Return every line of the data below that includes the string "item".

> [DATA TO PROCESS]:
────────────────────

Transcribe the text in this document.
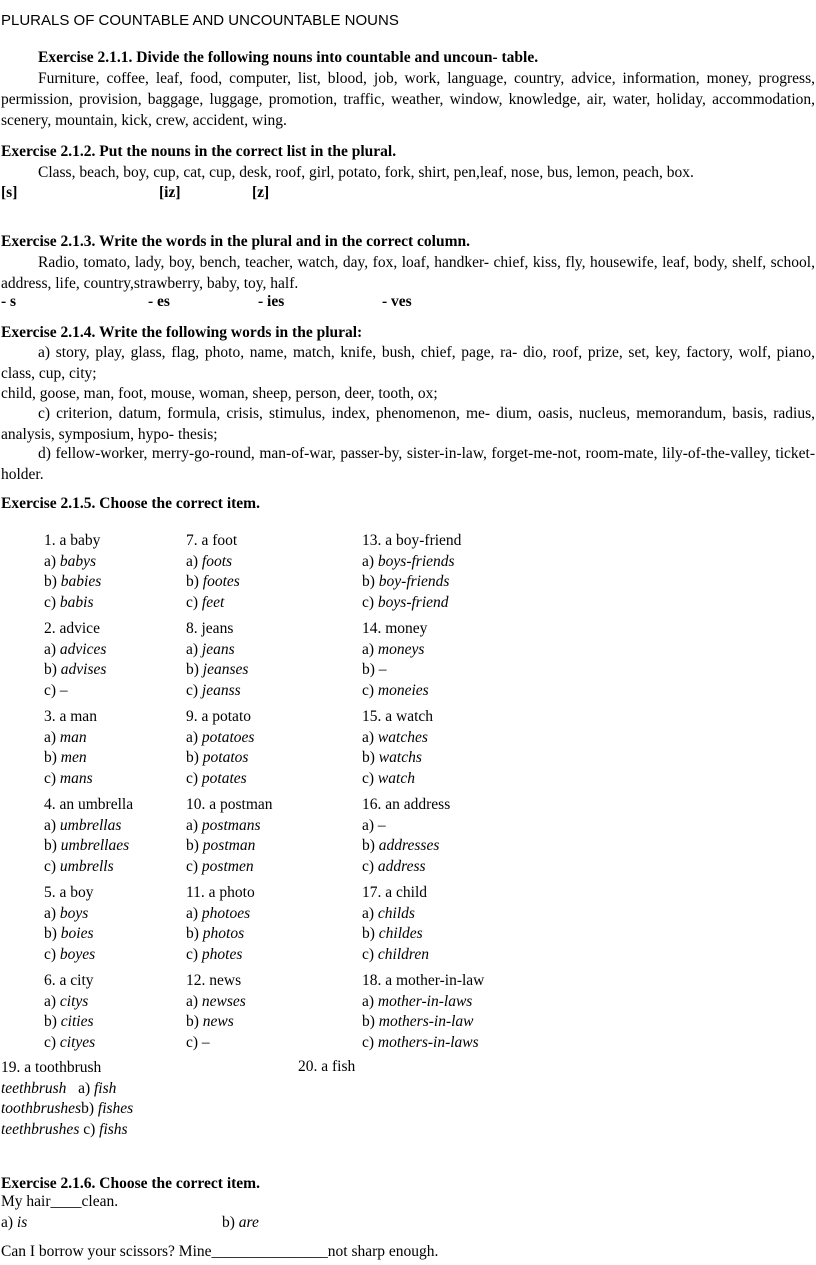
PLURALS OF COUNTABLE AND UNCOUNTABLE NOUNS
Exercise 2.1.1. Divide the following nouns into countable and uncoun- table.
Furniture, coffee, leaf, food, computer, list, blood, job, work, language, country, advice, information, money, progress, permission, provision, baggage, luggage, promotion, traffic, weather, window, knowledge, air, water, holiday, accommodation, scenery, mountain, kick, crew, accident, wing.
Exercise 2.1.2. Put the nouns in the correct list in the plural.
Class, beach, boy, cup, cat, cup, desk, roof, girl, potato, fork, shirt, pen,leaf, nose, bus, lemon, peach, box.
[s]	[iz]	[z]
Exercise 2.1.3. Write the words in the plural and in the correct column.
Radio, tomato, lady, boy, bench, teacher, watch, day, fox, loaf, handker- chief, kiss, fly, housewife, leaf, body, shelf, school, address, life, country,strawberry, baby, toy, half.
- s	- es	- ies	- ves
Exercise 2.1.4. Write the following words in the plural:
a) story, play, glass, flag, photo, name, match, knife, bush, chief, page, ra- dio, roof, prize, set, key, factory, wolf, piano, class, cup, city;
child, goose, man, foot, mouse, woman, sheep, person, deer, tooth, ox;
c) criterion, datum, formula, crisis, stimulus, index, phenomenon, me- dium, oasis, nucleus, memorandum, basis, radius, analysis, symposium, hypo- thesis;
d) fellow-worker, merry-go-round, man-of-war, passer-by, sister-in-law, forget-me-not, room-mate, lily-of-the-valley, ticket-holder.
Exercise 2.1.5. Choose the correct item.
1. a baby
a) babys
b) babies
c) babis
2. advice
a) advices
b) advises
c) –
3. a man
a) man
b) men
c) mans
4. an umbrella
a) umbrellas
b) umbrellaes
c) umbrells
5. a boy
a) boys
b) boies
c) boyes
6. a city
a) citys
b) cities
c) cityes
7. a foot
a) foots
b) footes
c) feet
8. jeans
a) jeans
b) jeanses
c) jeanss
9. a potato
a) potatoes
b) potatos
c) potates
10. a postman
a) postmans
b) postman
c) postmen
11. a photo
a) photoes
b) photos
c) photes
12. news
a) newses
b) news
c) –
13. a boy-friend
a) boys-friends
b) boy-friends
c) boys-friend
14. money
a) moneys
b) –
c) moneies
15. a watch
a) watches
b) watchs
c) watch
16. an address
a) –
b) addresses
c) address
17. a child
a) childs
b) childes
c) children
18. a mother-in-law
a) mother-in-laws
b) mothers-in-law
c) mothers-in-laws
19. a toothbrush
teethbrush   a) fish
toothbrushesb) fishes
teethbrushes c) fishs
20. a fish
Exercise 2.1.6. Choose the correct item.
My hair____clean.
a) is	b) are
Can I borrow your scissors? Mine_______________not sharp enough.
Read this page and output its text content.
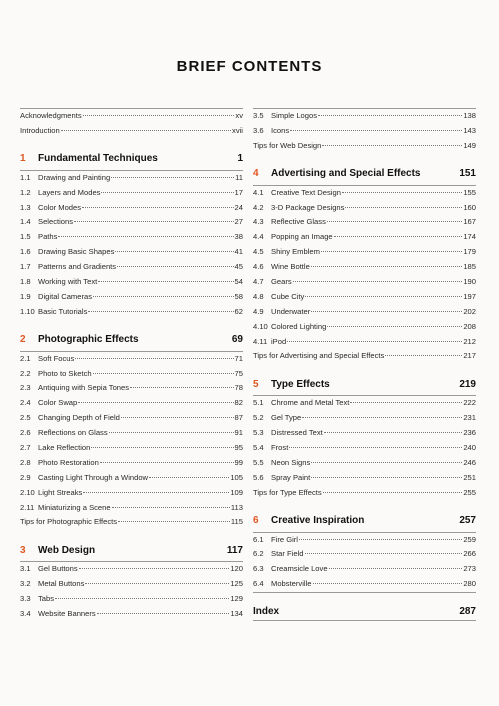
BRIEF CONTENTS
Acknowledgments	xv
Introduction	xvii
1	Fundamental Techniques	1
1.1 Drawing and Painting	11
1.2 Layers and Modes	17
1.3 Color Modes	24
1.4 Selections	27
1.5 Paths	38
1.6 Drawing Basic Shapes	41
1.7 Patterns and Gradients	45
1.8 Working with Text	54
1.9 Digital Cameras	58
1.10 Basic Tutorials	62
2	Photographic Effects	69
2.1 Soft Focus	71
2.2 Photo to Sketch	75
2.3 Antiquing with Sepia Tones	78
2.4 Color Swap	82
2.5 Changing Depth of Field	87
2.6 Reflections on Glass	91
2.7 Lake Reflection	95
2.8 Photo Restoration	99
2.9 Casting Light Through a Window	105
2.10 Light Streaks	109
2.11 Miniaturizing a Scene	113
Tips for Photographic Effects	115
3	Web Design	117
3.1 Gel Buttons	120
3.2 Metal Buttons	125
3.3 Tabs	129
3.4 Website Banners	134
3.5 Simple Logos	138
3.6 Icons	143
Tips for Web Design	149
4	Advertising and Special Effects	151
4.1 Creative Text Design	155
4.2 3-D Package Designs	160
4.3 Reflective Glass	167
4.4 Popping an Image	174
4.5 Shiny Emblem	179
4.6 Wine Bottle	185
4.7 Gears	190
4.8 Cube City	197
4.9 Underwater	202
4.10 Colored Lighting	208
4.11 iPod	212
Tips for Advertising and Special Effects	217
5	Type Effects	219
5.1 Chrome and Metal Text	222
5.2 Gel Type	231
5.3 Distressed Text	236
5.4 Frost	240
5.5 Neon Signs	246
5.6 Spray Paint	251
Tips for Type Effects	255
6	Creative Inspiration	257
6.1 Fire Girl	259
6.2 Star Field	266
6.3 Creamsicle Love	273
6.4 Mobsterville	280
Index	287
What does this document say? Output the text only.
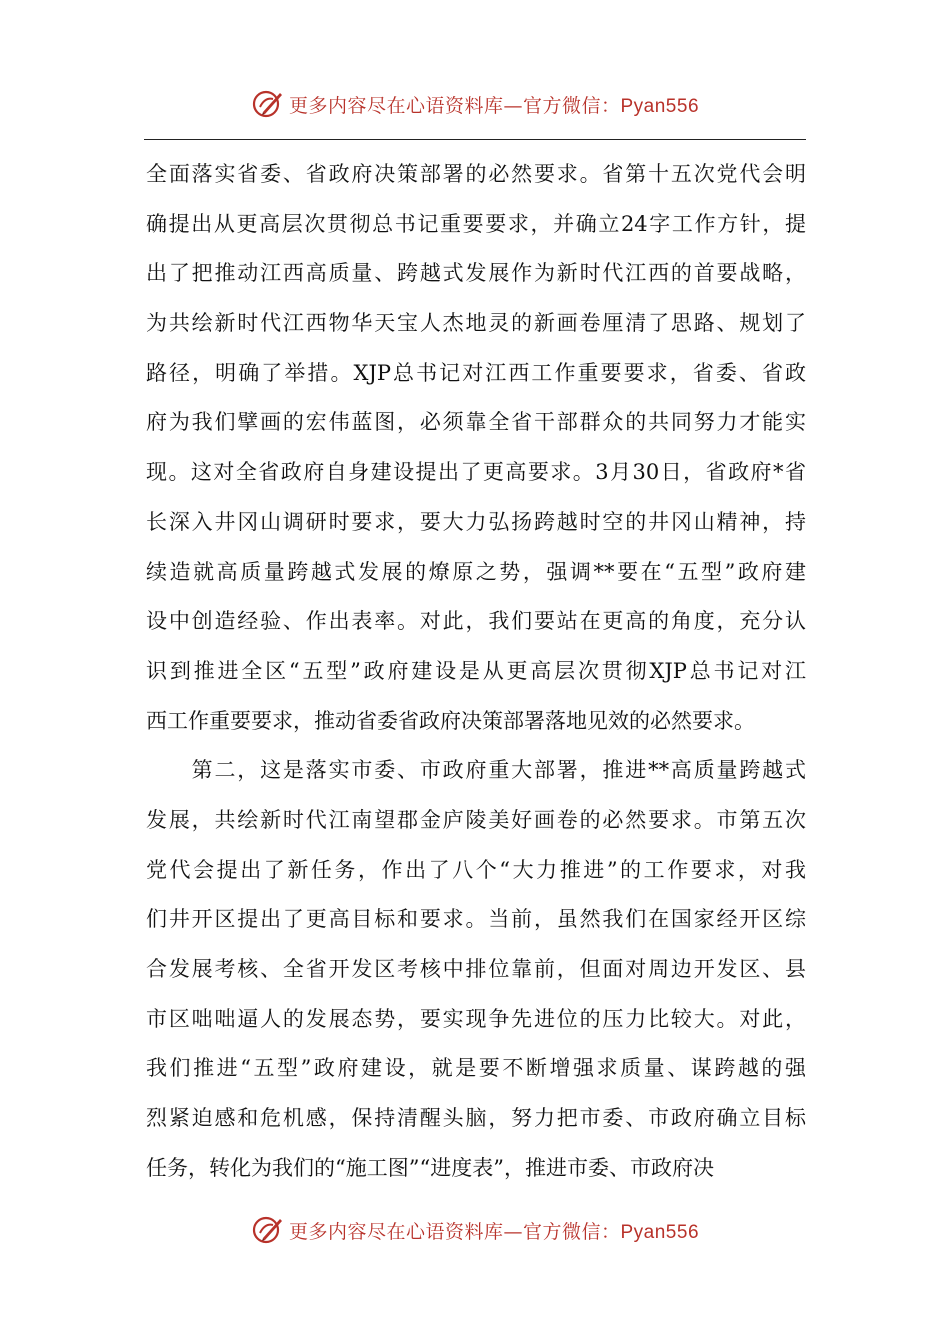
更多内容尽在心语资料库—官方微信：Pyan556
全面落实省委、省政府决策部署的必然要求。省第十五次党代会明
确提出从更高层次贯彻总书记重要要求，并确立24字工作方针，提
出了把推动江西高质量、跨越式发展作为新时代江西的首要战略，
为共绘新时代江西物华天宝人杰地灵的新画卷厘清了思路、规划了
路径，明确了举措。XJP总书记对江西工作重要要求，省委、省政
府为我们擘画的宏伟蓝图，必须靠全省干部群众的共同努力才能实
现。这对全省政府自身建设提出了更高要求。3月30日，省政府*省
长深入井冈山调研时要求，要大力弘扬跨越时空的井冈山精神，持
续造就高质量跨越式发展的燎原之势，强调**要在“五型”政府建
设中创造经验、作出表率。对此，我们要站在更高的角度，充分认
识到推进全区“五型”政府建设是从更高层次贯彻XJP总书记对江
西工作重要要求，推动省委省政府决策部署落地见效的必然要求。
　　第二，这是落实市委、市政府重大部署，推进**高质量跨越式
发展，共绘新时代江南望郡金庐陵美好画卷的必然要求。市第五次
党代会提出了新任务，作出了八个“大力推进”的工作要求，对我
们井开区提出了更高目标和要求。当前，虽然我们在国家经开区综
合发展考核、全省开发区考核中排位靠前，但面对周边开发区、县
市区咄咄逼人的发展态势，要实现争先进位的压力比较大。对此，
我们推进“五型”政府建设，就是要不断增强求质量、谋跨越的强
烈紧迫感和危机感，保持清醒头脑，努力把市委、市政府确立目标
任务，转化为我们的“施工图”“进度表”，推进市委、市政府决
更多内容尽在心语资料库—官方微信：Pyan556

────────────────────

> [ANSWER TO THE PROBLEM]:
Exercise 2.1.5. Choose the correct item.
Exercise 2.1.6. Choose the correct item.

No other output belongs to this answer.